------ DATA ENTRIES

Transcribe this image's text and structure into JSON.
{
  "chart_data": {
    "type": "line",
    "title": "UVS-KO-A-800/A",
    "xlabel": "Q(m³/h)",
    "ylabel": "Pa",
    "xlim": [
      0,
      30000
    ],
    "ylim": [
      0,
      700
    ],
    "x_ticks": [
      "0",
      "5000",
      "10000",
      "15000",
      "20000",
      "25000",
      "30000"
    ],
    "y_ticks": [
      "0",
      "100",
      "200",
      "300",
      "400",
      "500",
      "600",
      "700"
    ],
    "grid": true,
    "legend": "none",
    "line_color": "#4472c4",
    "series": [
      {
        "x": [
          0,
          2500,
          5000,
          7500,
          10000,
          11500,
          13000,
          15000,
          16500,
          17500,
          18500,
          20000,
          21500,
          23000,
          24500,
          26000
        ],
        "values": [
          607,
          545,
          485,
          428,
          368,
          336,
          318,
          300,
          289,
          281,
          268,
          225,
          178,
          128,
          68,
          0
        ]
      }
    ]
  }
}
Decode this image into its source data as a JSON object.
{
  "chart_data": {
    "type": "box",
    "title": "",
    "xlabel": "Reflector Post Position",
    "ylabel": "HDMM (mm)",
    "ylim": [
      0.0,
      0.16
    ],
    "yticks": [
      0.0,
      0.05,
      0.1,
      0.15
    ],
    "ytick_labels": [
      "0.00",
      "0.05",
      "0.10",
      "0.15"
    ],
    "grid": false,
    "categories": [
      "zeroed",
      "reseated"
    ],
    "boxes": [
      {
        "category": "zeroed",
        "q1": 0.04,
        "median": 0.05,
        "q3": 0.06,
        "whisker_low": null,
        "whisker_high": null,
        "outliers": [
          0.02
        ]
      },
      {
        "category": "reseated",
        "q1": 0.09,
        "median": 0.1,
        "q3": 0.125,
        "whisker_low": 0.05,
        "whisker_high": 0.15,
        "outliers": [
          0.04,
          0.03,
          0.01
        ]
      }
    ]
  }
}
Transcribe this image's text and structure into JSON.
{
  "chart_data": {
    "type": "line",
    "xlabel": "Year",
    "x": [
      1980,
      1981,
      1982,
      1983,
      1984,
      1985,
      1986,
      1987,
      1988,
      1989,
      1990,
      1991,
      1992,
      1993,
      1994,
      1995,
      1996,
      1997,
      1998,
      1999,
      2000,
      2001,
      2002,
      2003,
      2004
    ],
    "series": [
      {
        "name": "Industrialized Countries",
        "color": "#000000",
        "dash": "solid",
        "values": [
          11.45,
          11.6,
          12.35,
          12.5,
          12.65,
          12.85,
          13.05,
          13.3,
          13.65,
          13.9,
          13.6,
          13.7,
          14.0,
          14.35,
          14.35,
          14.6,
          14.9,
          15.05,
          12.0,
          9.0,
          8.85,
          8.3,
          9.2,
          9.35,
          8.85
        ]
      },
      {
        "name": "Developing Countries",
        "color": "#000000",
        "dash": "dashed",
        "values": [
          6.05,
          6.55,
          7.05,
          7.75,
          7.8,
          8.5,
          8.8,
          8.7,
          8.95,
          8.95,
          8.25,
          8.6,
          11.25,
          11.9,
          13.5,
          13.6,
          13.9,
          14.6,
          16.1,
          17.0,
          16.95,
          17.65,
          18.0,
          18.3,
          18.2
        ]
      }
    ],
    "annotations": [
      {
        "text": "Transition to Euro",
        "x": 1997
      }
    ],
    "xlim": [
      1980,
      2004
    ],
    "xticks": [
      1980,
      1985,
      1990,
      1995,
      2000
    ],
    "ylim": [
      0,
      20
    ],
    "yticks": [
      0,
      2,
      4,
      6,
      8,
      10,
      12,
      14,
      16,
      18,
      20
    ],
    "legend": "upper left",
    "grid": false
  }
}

------------

§ TASK
Track down every line with the word "xlabel" and copy it.

§ WRITTEN ANSWER
    "xlabel": "Q(m³/h)",
    "xlabel": "Reflector Post Position",
    "xlabel": "Year",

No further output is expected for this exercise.